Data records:
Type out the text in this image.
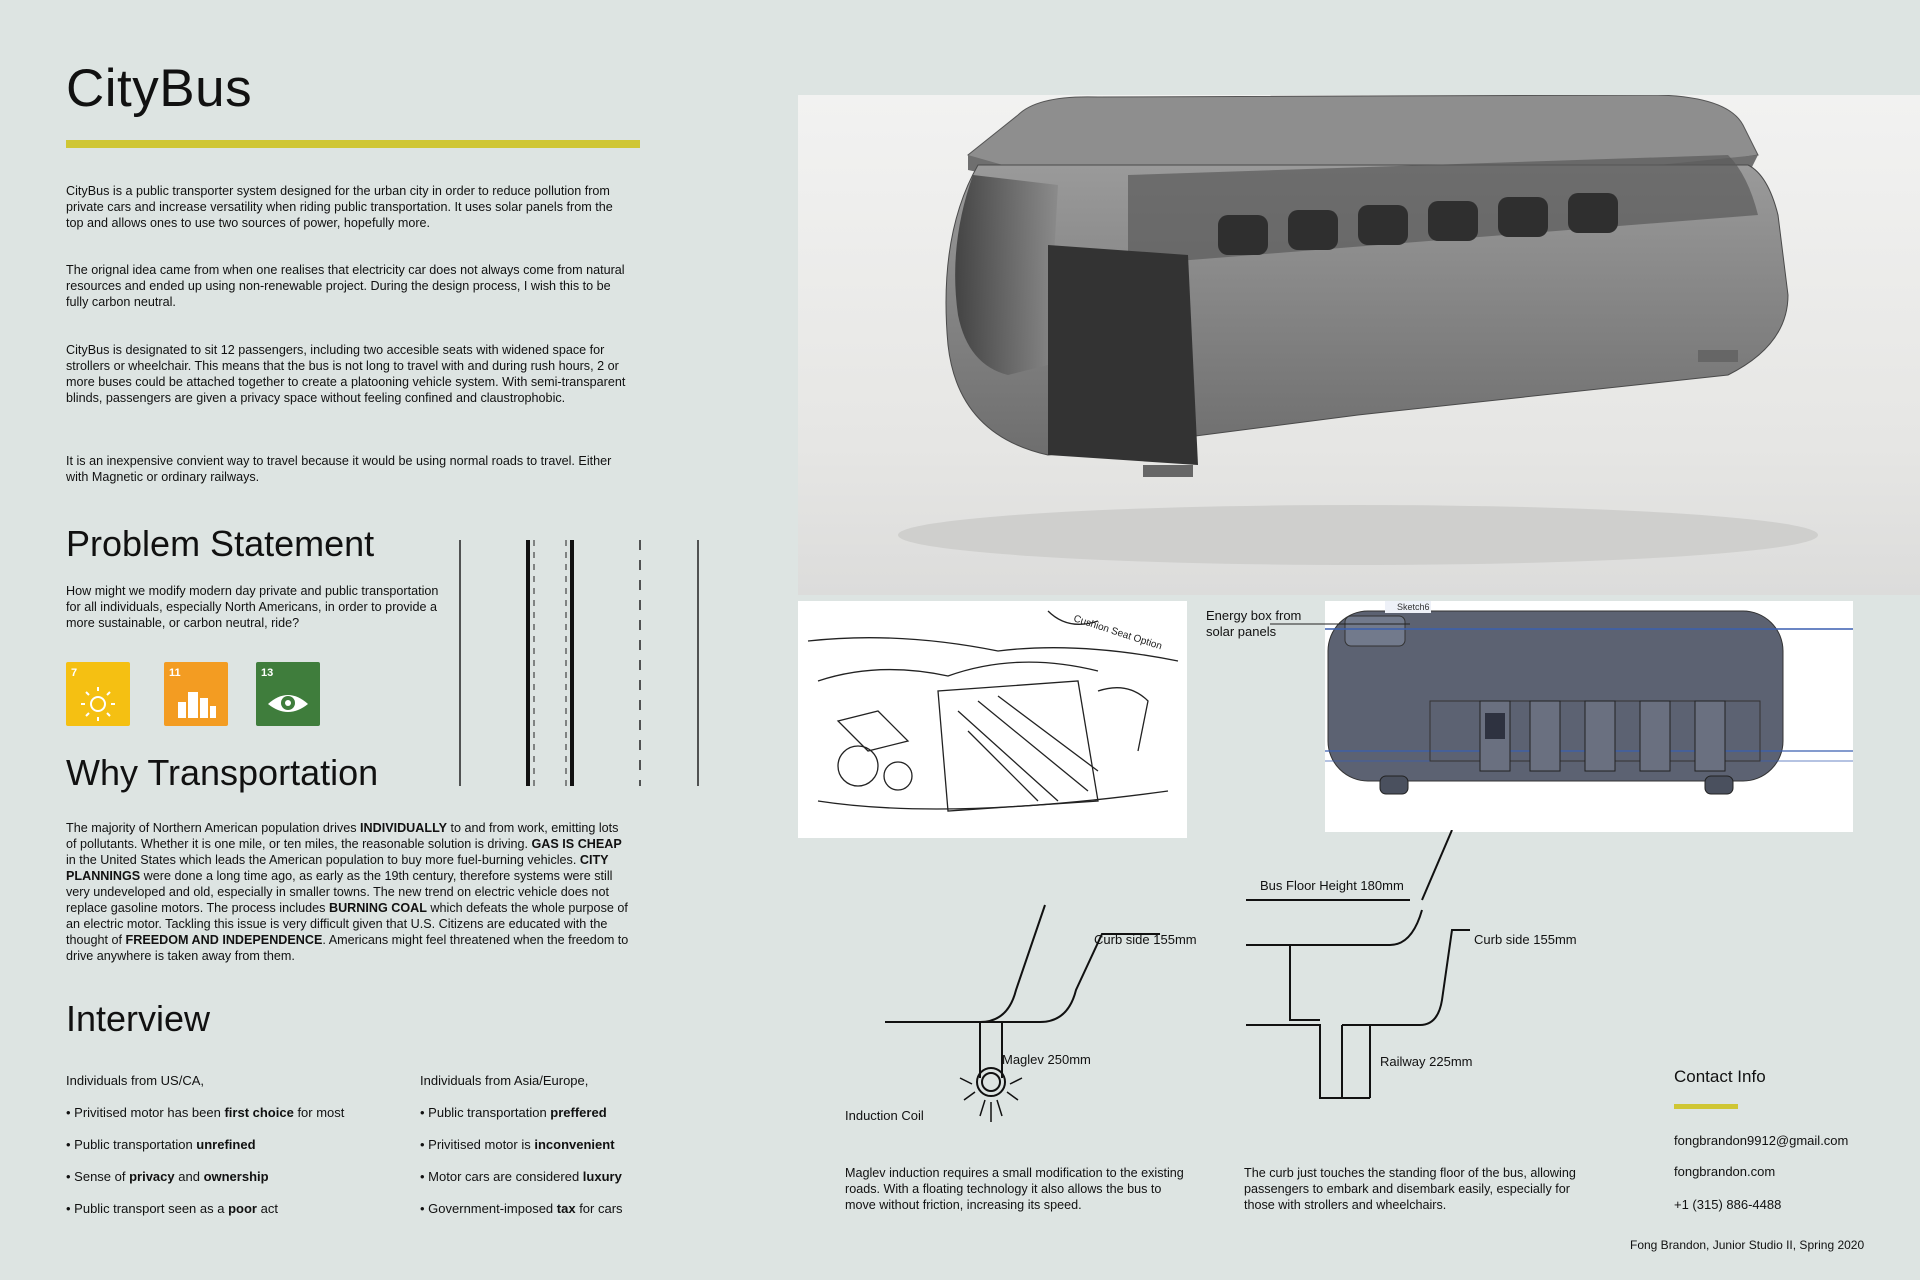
CityBus

CityBus is a public transporter system designed for the urban city in order to reduce pollution from private cars and increase versatility when riding public transportation. It uses solar panels from the top and allows ones to use two sources of power, hopefully more.

The orignal idea came from when one realises that electricity car does not always come from natural resources and ended up using non-renewable project. During the design process, I wish this to be fully carbon neutral.

CityBus is designated to sit 12 passengers, including two accesible seats with widened space for strollers or wheelchair. This means that the bus is not long to travel with and during rush hours, 2 or more buses could be attached together to create a platooning vehicle system. With semi-transparent blinds, passengers are given a privacy space without feeling confined and claustrophobic.

It is an inexpensive convient way to travel because it would be using normal roads to travel. Either with Magnetic or ordinary railways.

Problem Statement

How might we modify modern day private and public transportation for all individuals, especially North Americans, in order to provide a more sustainable, or carbon neutral, ride?

7	11	13
Why Transportation

The majority of Northern American population drives INDIVIDUALLY to and from work, emitting lots of pollutants. Whether it is one mile, or ten miles, the reasonable solution is driving. GAS IS CHEAP in the United States which leads the American population to buy more fuel-burning vehicles. CITY PLANNINGS were done a long time ago, as early as the 19th century, therefore systems were still very undeveloped and old, especially in smaller towns. The new trend on electric vehicle does not replace gasoline motors. The process includes BURNING COAL which defeats the whole purpose of an electric motor. Tackling this issue is very difficult given that U.S. Citizens are educated with the thought of FREEDOM AND INDEPENDENCE. Americans might feel threatened when the freedom to drive anywhere is taken away from them.

Interview
Individuals from US/CA,
• Privitised motor has been first choice for most
• Public transportation unrefined
• Sense of privacy and ownership
• Public transport seen as a poor act
Individuals from Asia/Europe,
• Public transportation preffered
• Privitised motor is inconvenient
• Motor cars are considered luxury
• Government-imposed tax for cars
Cushion Seat Option
Sketch6
Energy box from solar panels
Curb side 155mm
Maglev 250mm
Induction Coil

Maglev induction requires a small modification to the existing roads. With a floating technology it also allows the bus to move without friction, increasing its speed.

Bus Floor Height 180mm
Curb side 155mm
Railway 225mm

The curb just touches the standing floor of the bus, allowing passengers to embark and disembark easily, especially for those with strollers and wheelchairs.

Contact Info
fongbrandon9912@gmail.com
fongbrandon.com
+1 (315) 886-4488
Fong Brandon, Junior Studio II, Spring 2020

### [Your instructions]
Copy out all the data exactly; skip the pictures.

### [Problem solution]
Type out the text in this image.
CityBus

CityBus is a public transporter system designed for the urban city in order to reduce pollution from private cars and increase versatility when riding public transportation. It uses solar panels from the top and allows ones to use two sources of power, hopefully more.

The orignal idea came from when one realises that electricity car does not always come from natural resources and ended up using non-renewable project. During the design process, I wish this to be fully carbon neutral.

CityBus is designated to sit 12 passengers, including two accesible seats with widened space for strollers or wheelchair. This means that the bus is not long to travel with and during rush hours, 2 or more buses could be attached together to create a platooning vehicle system. With semi-transparent blinds, passengers are given a privacy space without feeling confined and claustrophobic.

It is an inexpensive convient way to travel because it would be using normal roads to travel. Either with Magnetic or ordinary railways.

Problem Statement

How might we modify modern day private and public transportation for all individuals, especially North Americans, in order to provide a more sustainable, or carbon neutral, ride?

7	11	13
Why Transportation

The majority of Northern American population drives INDIVIDUALLY to and from work, emitting lots of pollutants. Whether it is one mile, or ten miles, the reasonable solution is driving. GAS IS CHEAP in the United States which leads the American population to buy more fuel-burning vehicles. CITY PLANNINGS were done a long time ago, as early as the 19th century, therefore systems were still very undeveloped and old, especially in smaller towns. The new trend on electric vehicle does not replace gasoline motors. The process includes BURNING COAL which defeats the whole purpose of an electric motor. Tackling this issue is very difficult given that U.S. Citizens are educated with the thought of FREEDOM AND INDEPENDENCE. Americans might feel threatened when the freedom to drive anywhere is taken away from them.

Interview
Individuals from US/CA,
• Privitised motor has been first choice for most
• Public transportation unrefined
• Sense of privacy and ownership
• Public transport seen as a poor act
Individuals from Asia/Europe,
• Public transportation preffered
• Privitised motor is inconvenient
• Motor cars are considered luxury
• Government-imposed tax for cars
Cushion Seat Option
Sketch6
Energy box from solar panels
Curb side 155mm
Maglev 250mm
Induction Coil

Maglev induction requires a small modification to the existing roads. With a floating technology it also allows the bus to move without friction, increasing its speed.

Bus Floor Height 180mm
Curb side 155mm
Railway 225mm

The curb just touches the standing floor of the bus, allowing passengers to embark and disembark easily, especially for those with strollers and wheelchairs.

Contact Info
fongbrandon9912@gmail.com
fongbrandon.com
+1 (315) 886-4488
Fong Brandon, Junior Studio II, Spring 2020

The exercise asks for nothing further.